── Stored rows

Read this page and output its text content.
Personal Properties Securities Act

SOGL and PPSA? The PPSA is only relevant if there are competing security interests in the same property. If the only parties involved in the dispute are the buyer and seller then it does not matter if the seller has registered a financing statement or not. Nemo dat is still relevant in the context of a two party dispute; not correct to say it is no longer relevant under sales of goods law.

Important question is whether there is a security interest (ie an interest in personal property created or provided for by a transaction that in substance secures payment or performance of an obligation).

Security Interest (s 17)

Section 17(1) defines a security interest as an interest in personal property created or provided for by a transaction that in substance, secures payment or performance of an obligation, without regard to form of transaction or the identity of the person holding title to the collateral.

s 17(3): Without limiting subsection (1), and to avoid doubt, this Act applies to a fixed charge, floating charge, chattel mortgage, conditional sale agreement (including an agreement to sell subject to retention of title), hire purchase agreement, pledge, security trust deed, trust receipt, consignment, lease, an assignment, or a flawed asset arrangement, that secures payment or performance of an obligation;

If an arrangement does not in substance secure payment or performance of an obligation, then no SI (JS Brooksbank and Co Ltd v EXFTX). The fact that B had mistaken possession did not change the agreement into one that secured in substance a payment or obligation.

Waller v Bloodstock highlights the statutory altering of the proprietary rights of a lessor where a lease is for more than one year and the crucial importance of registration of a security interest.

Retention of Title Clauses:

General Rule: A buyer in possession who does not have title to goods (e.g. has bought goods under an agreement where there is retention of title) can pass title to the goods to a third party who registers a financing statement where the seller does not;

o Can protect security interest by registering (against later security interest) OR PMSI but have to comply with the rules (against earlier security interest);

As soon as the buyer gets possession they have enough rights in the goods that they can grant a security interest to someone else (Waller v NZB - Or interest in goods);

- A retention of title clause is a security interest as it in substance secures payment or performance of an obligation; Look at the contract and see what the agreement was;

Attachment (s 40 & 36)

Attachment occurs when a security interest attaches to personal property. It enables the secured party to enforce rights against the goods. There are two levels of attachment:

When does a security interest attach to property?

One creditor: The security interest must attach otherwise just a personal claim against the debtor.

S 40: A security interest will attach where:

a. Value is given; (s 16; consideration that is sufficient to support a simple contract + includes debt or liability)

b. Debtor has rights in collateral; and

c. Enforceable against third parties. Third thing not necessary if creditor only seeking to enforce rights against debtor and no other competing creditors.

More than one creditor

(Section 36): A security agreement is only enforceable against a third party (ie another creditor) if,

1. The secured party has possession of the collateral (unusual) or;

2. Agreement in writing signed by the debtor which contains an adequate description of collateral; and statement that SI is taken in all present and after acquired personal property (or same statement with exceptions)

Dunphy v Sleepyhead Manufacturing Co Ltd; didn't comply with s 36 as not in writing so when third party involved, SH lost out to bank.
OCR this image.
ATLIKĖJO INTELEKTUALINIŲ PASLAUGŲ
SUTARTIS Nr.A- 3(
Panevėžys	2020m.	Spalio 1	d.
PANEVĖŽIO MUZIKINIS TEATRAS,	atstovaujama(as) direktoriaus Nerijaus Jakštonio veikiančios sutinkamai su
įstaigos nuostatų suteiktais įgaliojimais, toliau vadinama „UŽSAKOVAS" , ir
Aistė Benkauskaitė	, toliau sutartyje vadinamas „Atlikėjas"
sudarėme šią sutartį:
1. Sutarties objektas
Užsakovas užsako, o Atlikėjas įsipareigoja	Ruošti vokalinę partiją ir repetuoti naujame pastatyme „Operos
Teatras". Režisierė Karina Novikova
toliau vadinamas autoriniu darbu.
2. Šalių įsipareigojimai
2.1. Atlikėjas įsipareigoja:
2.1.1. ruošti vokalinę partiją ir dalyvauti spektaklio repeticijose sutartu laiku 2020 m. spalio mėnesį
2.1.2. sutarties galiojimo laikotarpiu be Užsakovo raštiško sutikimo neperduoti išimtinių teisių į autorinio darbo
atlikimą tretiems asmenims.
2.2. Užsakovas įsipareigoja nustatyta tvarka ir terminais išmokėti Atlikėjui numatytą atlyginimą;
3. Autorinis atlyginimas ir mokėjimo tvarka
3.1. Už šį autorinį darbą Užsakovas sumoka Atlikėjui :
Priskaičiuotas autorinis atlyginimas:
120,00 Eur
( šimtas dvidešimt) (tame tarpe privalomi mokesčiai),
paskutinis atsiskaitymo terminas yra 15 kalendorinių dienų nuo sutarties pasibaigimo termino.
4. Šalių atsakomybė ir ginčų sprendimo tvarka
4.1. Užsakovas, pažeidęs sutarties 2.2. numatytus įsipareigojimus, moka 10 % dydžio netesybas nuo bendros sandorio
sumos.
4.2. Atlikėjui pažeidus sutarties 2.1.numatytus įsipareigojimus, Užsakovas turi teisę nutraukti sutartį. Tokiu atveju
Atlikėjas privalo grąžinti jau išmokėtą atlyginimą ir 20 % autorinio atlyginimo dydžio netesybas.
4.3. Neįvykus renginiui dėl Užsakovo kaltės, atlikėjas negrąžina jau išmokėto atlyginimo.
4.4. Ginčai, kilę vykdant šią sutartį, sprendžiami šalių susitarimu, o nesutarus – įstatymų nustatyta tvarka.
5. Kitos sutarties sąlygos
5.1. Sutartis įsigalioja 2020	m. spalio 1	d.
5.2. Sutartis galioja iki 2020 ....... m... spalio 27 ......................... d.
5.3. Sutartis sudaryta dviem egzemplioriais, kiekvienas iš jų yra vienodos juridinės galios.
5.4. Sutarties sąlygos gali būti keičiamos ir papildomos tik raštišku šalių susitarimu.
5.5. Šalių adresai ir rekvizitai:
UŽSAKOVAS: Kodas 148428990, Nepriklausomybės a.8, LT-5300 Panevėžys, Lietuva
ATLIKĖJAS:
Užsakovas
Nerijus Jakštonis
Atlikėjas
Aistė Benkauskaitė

────

The answer should be a single number: the count of lines in the data that include the string "toliau".

## Solution to this exercise
3